PROMPT –
Go through the listing below and list every line with "right".

RECORDS FOR THE TASK –
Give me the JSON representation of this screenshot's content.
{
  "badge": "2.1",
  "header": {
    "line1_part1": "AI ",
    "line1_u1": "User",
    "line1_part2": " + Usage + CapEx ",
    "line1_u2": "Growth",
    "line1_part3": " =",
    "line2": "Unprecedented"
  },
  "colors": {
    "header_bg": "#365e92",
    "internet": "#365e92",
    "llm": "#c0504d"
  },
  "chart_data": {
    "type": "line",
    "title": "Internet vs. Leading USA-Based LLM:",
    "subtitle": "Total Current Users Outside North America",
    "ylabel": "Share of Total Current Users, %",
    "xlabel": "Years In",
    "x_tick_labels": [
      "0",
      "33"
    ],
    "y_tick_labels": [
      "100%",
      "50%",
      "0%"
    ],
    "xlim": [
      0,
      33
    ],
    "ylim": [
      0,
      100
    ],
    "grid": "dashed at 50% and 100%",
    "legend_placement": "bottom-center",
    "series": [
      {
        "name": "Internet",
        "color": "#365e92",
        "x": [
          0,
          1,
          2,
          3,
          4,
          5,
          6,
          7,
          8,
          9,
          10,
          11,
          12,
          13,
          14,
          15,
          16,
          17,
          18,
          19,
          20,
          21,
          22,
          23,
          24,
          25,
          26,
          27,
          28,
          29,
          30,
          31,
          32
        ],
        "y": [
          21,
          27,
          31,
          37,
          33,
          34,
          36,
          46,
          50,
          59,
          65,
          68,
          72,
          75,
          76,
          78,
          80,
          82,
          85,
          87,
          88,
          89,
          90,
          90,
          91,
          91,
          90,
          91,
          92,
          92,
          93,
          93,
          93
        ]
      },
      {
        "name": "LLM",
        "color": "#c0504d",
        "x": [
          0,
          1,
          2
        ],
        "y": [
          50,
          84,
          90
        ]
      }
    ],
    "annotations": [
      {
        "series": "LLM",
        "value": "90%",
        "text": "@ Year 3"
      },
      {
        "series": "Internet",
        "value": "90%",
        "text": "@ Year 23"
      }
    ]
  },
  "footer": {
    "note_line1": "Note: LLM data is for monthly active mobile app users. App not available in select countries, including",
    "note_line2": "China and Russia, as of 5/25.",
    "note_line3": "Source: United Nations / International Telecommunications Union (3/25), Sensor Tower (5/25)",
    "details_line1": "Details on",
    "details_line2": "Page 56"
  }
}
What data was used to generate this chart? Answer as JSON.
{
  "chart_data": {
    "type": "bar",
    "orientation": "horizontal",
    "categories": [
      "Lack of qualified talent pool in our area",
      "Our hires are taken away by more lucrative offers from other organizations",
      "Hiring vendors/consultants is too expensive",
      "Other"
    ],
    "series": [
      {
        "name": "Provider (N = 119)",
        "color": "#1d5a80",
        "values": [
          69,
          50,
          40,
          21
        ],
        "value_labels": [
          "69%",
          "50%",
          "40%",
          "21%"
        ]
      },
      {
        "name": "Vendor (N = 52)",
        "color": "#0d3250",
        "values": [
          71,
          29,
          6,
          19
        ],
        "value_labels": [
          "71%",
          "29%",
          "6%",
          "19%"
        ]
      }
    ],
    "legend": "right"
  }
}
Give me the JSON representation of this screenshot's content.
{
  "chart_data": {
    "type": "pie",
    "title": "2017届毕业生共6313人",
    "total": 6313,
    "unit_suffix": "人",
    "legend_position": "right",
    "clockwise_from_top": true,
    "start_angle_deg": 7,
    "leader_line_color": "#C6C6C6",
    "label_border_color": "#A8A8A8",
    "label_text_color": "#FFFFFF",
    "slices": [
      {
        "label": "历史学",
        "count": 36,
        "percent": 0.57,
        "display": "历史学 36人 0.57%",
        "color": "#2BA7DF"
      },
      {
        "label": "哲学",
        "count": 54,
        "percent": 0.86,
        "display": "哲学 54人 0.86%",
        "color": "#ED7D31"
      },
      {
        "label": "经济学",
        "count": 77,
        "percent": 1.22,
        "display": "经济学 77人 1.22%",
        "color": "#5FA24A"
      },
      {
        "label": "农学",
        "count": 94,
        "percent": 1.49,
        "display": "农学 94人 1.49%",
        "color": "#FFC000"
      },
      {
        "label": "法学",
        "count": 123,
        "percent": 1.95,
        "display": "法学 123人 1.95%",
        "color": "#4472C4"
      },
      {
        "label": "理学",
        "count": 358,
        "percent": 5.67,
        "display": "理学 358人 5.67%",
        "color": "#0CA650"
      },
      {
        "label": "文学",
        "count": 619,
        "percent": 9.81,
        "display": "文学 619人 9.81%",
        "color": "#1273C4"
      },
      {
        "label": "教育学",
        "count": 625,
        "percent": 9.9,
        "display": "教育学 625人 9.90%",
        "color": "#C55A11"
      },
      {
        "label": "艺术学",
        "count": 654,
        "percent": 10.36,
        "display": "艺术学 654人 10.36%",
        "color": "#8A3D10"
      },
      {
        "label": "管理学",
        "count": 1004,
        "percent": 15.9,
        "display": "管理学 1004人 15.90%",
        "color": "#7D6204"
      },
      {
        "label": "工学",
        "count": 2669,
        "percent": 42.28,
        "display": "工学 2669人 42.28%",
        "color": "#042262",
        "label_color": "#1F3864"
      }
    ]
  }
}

SOLUTION TO THIS EXERCISE –
    "legend": "right"
    "legend_position": "right",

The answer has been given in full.